▶ _Exercise materials_

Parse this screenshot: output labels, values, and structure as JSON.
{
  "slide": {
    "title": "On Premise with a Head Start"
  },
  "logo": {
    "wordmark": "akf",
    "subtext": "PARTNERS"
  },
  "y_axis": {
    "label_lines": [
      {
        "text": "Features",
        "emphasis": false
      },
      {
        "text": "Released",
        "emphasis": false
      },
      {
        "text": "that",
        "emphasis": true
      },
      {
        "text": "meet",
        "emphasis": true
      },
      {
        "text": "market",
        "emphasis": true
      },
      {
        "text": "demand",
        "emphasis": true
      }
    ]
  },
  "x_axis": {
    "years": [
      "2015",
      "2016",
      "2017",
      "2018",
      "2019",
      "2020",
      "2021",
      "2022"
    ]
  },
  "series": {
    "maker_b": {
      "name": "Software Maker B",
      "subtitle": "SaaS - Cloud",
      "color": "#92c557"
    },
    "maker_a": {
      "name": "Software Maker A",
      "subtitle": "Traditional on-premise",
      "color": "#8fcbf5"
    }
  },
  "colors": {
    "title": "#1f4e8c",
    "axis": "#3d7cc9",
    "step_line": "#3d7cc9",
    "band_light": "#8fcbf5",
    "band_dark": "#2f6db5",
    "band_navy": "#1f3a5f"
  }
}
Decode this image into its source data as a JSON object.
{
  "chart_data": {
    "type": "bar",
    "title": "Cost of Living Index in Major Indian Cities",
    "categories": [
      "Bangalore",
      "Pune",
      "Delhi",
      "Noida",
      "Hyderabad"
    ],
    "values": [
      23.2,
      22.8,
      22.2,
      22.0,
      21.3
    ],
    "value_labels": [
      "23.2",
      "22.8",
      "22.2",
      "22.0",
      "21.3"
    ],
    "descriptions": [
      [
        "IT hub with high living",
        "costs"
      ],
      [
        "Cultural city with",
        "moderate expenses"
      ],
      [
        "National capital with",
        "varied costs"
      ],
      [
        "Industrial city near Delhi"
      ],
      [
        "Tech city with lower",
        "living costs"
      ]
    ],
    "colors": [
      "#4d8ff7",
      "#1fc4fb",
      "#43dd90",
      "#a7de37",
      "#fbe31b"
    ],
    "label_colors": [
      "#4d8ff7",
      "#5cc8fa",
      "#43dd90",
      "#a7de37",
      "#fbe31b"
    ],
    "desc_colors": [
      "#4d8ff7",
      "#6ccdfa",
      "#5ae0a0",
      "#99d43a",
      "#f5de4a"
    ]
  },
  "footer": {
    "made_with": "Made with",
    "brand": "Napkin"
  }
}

▶ _Task to complete_
Return all lines containing the word "subtitle".

▶ _Written reply_
      "subtitle": "SaaS - Cloud",
      "subtitle": "Traditional on-premise",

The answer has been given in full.